* _MATERIAL FOR THIS TASK_
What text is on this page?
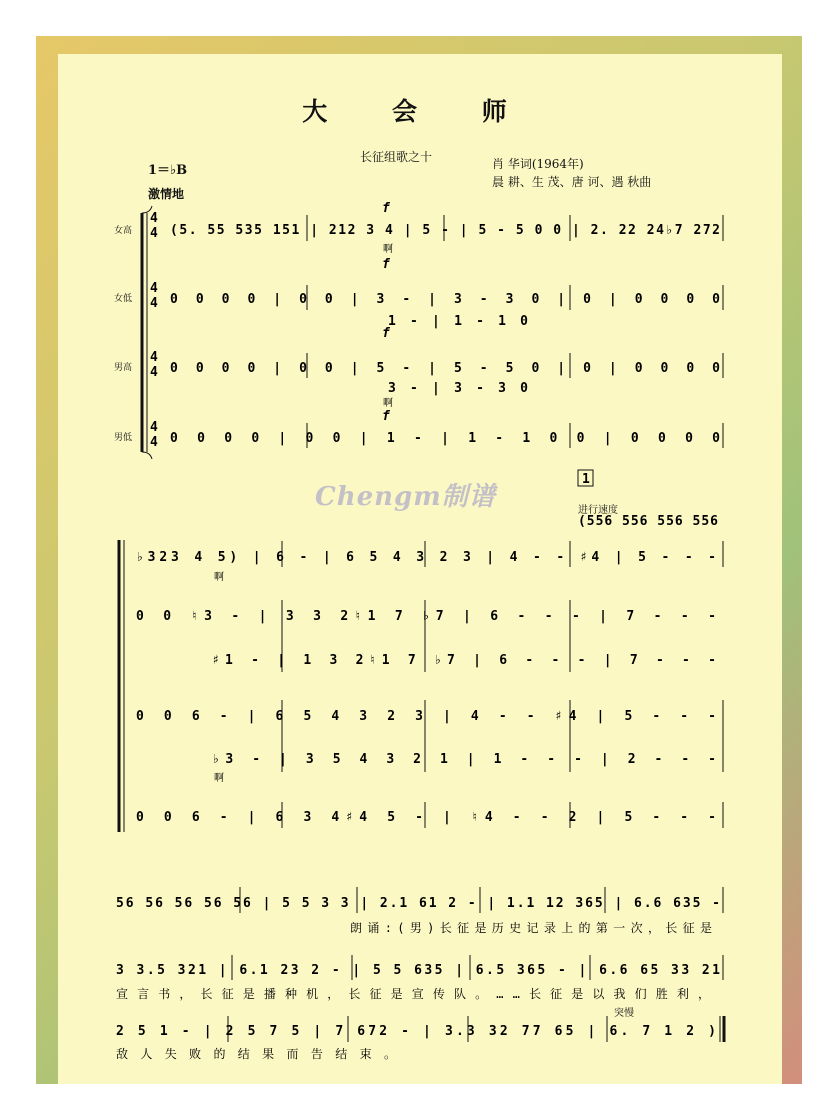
大 会 师
长征组歌之十	肖 华词(1964年)
晨 耕、生 茂、唐 诃、遇 秋曲
1＝♭B
激情地
女高
女低
男高
男低
Chengm制谱	进行速度
突慢
4
4
4
4
4
4
4
4
f
f
f
f
啊
啊
啊
啊
1
(5. 55 535 151 | 212 3 4 | 5 - | 5 - 5 0 0 | 2. 22 24♭7 272
0 0 0 0 | 0 0 | 3 - | 3 - 3 0 | 0 | 0 0 0 0
1 - | 1 - 1 0
0 0 0 0 | 0 0 | 5 - | 5 - 5 0 | 0 | 0 0 0 0
3 - | 3 - 3 0
0 0 0 0 | 0 0 | 1 - | 1 - 1 0 0 | 0 0 0 0
(556 556 556 556
♭323 4 5) | 6 - | 6 5 4 3 2 3 | 4 - - ♯4 | 5 - - -
0 0 ♮3 - | 3 3 2♮1 7 ♭7 | 6 - - - | 7 - - -
♯1 - | 1 3 2♮1 7 ♭7 | 6 - - - | 7 - - -
0 0 6 - | 6 5 4 3 2 3 | 4 - - ♯4 | 5 - - -
♭3 - | 3 5 4 3 2 1 | 1 - - - | 2 - - -
0 0 6 - | 6 3 4♯4 5 - | ♮4 - - 2 | 5 - - -
56 56 56 56 56 | 5 5 3 3 | 2.1 61 2 - | 1.1 12 365 | 6.6 635 -
朗诵:(男)长征是历史记录上的第一次，长征是
3 3.5 321 | 6.1 23 2 - | 5 5 635 | 6.5 365 - | 6.6 65 33 21
宣言书，长征是播种机，长征是宣传队。……长征是以我们胜利，
2 5 1 - | 2 5 7 5 | 7 672 - | 3.3 32 77 65 | 6. 7 1 2 )
敌人失败的结果而告结束。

* _WHAT YOU NEED TO DO_
Without the pictures, restate each entry exactly.

* _EXERCISE RESULT_
What text is on this page?
大 会 师
长征组歌之十	肖 华词(1964年)
晨 耕、生 茂、唐 诃、遇 秋曲
1＝♭B
激情地
女高
女低
男高
男低
Chengm制谱	进行速度
突慢
4
4
4
4
4
4
4
4
f
f
f
f
啊
啊
啊
啊
1
(5. 55 535 151 | 212 3 4 | 5 - | 5 - 5 0 0 | 2. 22 24♭7 272
0 0 0 0 | 0 0 | 3 - | 3 - 3 0 | 0 | 0 0 0 0
1 - | 1 - 1 0
0 0 0 0 | 0 0 | 5 - | 5 - 5 0 | 0 | 0 0 0 0
3 - | 3 - 3 0
0 0 0 0 | 0 0 | 1 - | 1 - 1 0 0 | 0 0 0 0
(556 556 556 556
♭323 4 5) | 6 - | 6 5 4 3 2 3 | 4 - - ♯4 | 5 - - -
0 0 ♮3 - | 3 3 2♮1 7 ♭7 | 6 - - - | 7 - - -
♯1 - | 1 3 2♮1 7 ♭7 | 6 - - - | 7 - - -
0 0 6 - | 6 5 4 3 2 3 | 4 - - ♯4 | 5 - - -
♭3 - | 3 5 4 3 2 1 | 1 - - - | 2 - - -
0 0 6 - | 6 3 4♯4 5 - | ♮4 - - 2 | 5 - - -
56 56 56 56 56 | 5 5 3 3 | 2.1 61 2 - | 1.1 12 365 | 6.6 635 -
朗诵:(男)长征是历史记录上的第一次，长征是
3 3.5 321 | 6.1 23 2 - | 5 5 635 | 6.5 365 - | 6.6 65 33 21
宣言书，长征是播种机，长征是宣传队。……长征是以我们胜利，
2 5 1 - | 2 5 7 5 | 7 672 - | 3.3 32 77 65 | 6. 7 1 2 )
敌人失败的结果而告结束。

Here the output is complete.